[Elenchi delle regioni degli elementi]
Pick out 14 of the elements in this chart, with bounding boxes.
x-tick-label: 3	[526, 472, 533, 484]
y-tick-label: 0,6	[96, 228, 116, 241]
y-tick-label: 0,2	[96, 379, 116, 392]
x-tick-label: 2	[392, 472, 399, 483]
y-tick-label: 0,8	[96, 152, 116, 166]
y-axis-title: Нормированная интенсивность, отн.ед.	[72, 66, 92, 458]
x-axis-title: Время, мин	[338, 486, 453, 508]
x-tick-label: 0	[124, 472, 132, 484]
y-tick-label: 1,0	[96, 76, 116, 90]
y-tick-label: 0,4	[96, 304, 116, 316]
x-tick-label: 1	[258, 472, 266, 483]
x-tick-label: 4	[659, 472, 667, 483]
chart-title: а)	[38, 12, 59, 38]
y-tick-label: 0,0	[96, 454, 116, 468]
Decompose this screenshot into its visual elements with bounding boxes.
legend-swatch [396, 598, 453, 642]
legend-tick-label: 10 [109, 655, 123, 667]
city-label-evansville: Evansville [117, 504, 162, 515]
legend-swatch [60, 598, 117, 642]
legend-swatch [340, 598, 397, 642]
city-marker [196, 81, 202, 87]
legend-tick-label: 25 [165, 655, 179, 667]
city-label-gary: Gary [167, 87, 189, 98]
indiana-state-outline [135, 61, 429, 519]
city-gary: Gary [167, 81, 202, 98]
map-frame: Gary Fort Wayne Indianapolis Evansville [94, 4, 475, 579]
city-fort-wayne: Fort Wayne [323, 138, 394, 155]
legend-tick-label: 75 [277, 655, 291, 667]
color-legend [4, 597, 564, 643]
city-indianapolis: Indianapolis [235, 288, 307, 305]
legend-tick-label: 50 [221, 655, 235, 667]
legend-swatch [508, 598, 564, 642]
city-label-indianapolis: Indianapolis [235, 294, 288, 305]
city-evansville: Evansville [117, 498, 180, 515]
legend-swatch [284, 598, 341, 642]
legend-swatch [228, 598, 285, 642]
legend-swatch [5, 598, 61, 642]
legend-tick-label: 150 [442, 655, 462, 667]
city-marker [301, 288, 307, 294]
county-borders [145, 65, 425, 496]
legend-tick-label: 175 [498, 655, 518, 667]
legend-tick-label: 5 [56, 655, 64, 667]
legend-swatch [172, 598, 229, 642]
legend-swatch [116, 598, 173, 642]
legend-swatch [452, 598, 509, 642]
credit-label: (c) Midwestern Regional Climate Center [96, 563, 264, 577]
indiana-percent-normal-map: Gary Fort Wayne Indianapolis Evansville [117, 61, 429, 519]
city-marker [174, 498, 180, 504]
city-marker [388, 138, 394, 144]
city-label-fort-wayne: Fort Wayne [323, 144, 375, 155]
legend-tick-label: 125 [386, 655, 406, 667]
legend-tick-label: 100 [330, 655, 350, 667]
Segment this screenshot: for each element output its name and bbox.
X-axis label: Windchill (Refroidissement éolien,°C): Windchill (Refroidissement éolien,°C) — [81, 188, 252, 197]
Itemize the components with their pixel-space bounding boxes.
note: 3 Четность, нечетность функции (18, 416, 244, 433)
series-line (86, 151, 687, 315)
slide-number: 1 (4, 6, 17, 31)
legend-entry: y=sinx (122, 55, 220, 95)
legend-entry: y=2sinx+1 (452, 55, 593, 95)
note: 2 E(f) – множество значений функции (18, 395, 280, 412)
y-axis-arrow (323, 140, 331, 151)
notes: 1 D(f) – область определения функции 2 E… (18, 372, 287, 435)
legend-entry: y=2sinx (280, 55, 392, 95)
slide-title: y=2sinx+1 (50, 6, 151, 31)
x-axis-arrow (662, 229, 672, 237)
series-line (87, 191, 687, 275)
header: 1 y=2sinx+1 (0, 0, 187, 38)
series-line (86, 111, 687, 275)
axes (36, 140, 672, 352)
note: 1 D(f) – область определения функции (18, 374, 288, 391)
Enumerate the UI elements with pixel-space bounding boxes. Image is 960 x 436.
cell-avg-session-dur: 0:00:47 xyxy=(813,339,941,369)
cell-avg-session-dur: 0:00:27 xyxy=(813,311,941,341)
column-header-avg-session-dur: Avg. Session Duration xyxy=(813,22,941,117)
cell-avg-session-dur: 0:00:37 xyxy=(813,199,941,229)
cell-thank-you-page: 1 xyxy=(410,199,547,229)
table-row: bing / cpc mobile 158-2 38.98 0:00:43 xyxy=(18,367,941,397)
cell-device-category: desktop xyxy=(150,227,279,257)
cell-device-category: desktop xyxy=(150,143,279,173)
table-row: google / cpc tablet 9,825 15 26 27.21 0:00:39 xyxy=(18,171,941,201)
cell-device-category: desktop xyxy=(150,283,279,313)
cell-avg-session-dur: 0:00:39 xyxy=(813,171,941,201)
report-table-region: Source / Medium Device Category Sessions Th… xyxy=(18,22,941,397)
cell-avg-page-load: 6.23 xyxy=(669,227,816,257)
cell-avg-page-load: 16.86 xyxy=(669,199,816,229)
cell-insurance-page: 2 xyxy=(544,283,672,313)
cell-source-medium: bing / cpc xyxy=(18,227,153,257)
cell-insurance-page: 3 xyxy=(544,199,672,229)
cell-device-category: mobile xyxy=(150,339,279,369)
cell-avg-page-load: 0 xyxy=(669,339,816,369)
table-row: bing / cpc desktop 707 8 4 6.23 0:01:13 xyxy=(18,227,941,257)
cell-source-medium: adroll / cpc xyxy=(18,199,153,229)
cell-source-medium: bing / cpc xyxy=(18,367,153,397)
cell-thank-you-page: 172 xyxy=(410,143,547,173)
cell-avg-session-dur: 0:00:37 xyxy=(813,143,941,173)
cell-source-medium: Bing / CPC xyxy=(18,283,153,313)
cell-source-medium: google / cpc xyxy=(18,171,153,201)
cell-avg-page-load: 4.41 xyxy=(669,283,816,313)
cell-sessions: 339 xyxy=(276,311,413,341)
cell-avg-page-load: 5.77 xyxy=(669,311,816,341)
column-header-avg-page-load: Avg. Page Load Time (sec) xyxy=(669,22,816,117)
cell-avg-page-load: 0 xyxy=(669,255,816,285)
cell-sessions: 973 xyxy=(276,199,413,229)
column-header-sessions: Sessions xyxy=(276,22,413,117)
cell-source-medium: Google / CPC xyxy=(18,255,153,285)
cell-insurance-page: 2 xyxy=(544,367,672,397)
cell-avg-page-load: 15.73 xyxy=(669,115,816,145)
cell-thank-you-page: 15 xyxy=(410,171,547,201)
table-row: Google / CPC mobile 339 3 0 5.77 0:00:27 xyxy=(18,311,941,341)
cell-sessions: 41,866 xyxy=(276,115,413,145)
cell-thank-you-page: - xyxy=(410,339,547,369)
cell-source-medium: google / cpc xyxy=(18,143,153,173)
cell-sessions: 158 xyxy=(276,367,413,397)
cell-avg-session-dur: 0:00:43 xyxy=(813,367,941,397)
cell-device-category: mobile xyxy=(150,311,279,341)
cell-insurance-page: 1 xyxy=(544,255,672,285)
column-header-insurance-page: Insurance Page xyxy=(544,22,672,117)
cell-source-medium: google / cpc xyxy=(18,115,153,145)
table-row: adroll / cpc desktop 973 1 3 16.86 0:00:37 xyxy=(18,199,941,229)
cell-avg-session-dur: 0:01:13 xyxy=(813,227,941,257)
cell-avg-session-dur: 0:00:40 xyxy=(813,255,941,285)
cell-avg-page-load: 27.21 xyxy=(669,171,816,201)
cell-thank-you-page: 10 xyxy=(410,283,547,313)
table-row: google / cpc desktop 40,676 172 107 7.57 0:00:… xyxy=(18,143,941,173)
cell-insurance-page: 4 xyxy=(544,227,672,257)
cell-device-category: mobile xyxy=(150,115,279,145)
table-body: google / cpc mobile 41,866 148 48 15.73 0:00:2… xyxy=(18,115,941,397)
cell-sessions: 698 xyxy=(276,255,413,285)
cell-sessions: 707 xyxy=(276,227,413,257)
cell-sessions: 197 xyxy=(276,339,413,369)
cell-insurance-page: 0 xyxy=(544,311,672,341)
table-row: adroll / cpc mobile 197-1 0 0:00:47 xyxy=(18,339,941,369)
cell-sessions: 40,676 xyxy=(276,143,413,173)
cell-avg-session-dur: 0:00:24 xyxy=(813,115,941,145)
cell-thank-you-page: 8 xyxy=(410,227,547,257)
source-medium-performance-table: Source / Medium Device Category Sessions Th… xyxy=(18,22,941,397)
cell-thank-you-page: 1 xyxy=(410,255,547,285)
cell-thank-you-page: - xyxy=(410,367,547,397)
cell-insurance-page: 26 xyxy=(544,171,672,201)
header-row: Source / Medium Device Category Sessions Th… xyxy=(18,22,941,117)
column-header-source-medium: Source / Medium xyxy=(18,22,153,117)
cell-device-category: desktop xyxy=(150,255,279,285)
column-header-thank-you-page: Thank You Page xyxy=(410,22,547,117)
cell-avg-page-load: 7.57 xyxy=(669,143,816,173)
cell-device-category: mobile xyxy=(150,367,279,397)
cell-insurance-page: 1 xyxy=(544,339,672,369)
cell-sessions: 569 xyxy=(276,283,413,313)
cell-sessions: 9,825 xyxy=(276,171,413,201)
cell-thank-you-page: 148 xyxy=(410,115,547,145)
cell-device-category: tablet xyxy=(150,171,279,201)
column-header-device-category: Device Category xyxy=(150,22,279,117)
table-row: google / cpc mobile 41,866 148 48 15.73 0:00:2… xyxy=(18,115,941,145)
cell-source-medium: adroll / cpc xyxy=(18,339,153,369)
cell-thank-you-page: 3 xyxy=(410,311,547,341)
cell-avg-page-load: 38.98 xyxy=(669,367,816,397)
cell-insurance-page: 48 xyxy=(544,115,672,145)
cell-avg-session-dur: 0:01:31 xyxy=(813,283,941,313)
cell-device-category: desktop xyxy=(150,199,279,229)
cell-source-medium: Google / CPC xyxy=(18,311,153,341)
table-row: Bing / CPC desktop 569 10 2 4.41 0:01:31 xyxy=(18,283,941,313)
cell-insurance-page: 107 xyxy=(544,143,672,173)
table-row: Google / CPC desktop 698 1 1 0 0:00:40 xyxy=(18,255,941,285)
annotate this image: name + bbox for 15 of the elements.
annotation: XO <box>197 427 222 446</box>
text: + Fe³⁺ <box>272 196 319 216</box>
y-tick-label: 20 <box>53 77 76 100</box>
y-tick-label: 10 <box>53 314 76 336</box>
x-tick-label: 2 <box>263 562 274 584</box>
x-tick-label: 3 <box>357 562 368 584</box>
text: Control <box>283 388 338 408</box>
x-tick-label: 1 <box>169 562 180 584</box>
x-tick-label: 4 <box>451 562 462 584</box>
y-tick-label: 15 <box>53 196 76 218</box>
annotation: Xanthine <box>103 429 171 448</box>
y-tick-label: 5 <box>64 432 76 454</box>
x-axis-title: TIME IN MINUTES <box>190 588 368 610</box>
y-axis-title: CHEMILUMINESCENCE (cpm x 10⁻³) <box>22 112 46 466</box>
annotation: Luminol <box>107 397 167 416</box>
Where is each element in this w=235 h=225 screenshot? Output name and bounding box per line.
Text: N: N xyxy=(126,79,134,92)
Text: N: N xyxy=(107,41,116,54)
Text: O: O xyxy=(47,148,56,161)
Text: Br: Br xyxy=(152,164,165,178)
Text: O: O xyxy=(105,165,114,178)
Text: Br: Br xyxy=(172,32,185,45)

* TESTO DEL COMPITO: Trascrivi senza alcuna modifica le righe delle voci, dalla prima fino alla riga che contiene "city-marker [174, 498, 180, 504]", entrambi gli estremi inclusi.

* RISPOSTA AL COMPITO:
Pick out 14 of the elements in this chart, with bounding boxes.
x-tick-label: 3	[526, 472, 533, 484]
y-tick-label: 0,6	[96, 228, 116, 241]
y-tick-label: 0,2	[96, 379, 116, 392]
x-tick-label: 2	[392, 472, 399, 483]
y-tick-label: 0,8	[96, 152, 116, 166]
y-axis-title: Нормированная интенсивность, отн.ед.	[72, 66, 92, 458]
x-axis-title: Время, мин	[338, 486, 453, 508]
x-tick-label: 0	[124, 472, 132, 484]
y-tick-label: 1,0	[96, 76, 116, 90]
y-tick-label: 0,4	[96, 304, 116, 316]
x-tick-label: 1	[258, 472, 266, 483]
x-tick-label: 4	[659, 472, 667, 483]
chart-title: а)	[38, 12, 59, 38]
y-tick-label: 0,0	[96, 454, 116, 468]
Decompose this screenshot into its visual elements with bounding boxes.
legend-swatch [396, 598, 453, 642]
legend-tick-label: 10 [109, 655, 123, 667]
city-label-evansville: Evansville [117, 504, 162, 515]
legend-swatch [60, 598, 117, 642]
legend-swatch [340, 598, 397, 642]
city-marker [196, 81, 202, 87]
legend-tick-label: 25 [165, 655, 179, 667]
city-label-gary: Gary [167, 87, 189, 98]
indiana-state-outline [135, 61, 429, 519]
city-gary: Gary [167, 81, 202, 98]
map-frame: Gary Fort Wayne Indianapolis Evansville [94, 4, 475, 579]
city-fort-wayne: Fort Wayne [323, 138, 394, 155]
legend-tick-label: 75 [277, 655, 291, 667]
color-legend [4, 597, 564, 643]
city-indianapolis: Indianapolis [235, 288, 307, 305]
legend-tick-label: 50 [221, 655, 235, 667]
legend-swatch [508, 598, 564, 642]
city-label-indianapolis: Indianapolis [235, 294, 288, 305]
city-evansville: Evansville [117, 498, 180, 515]
legend-swatch [284, 598, 341, 642]
legend-swatch [228, 598, 285, 642]
legend-swatch [5, 598, 61, 642]
legend-tick-label: 150 [442, 655, 462, 667]
city-marker [301, 288, 307, 294]
county-borders [145, 65, 425, 496]
legend-tick-label: 175 [498, 655, 518, 667]
legend-tick-label: 5 [56, 655, 64, 667]
legend-swatch [172, 598, 229, 642]
legend-swatch [116, 598, 173, 642]
legend-swatch [452, 598, 509, 642]
credit-label: (c) Midwestern Regional Climate Center [96, 563, 264, 577]
indiana-percent-normal-map: Gary Fort Wayne Indianapolis Evansville [117, 61, 429, 519]
city-marker [174, 498, 180, 504]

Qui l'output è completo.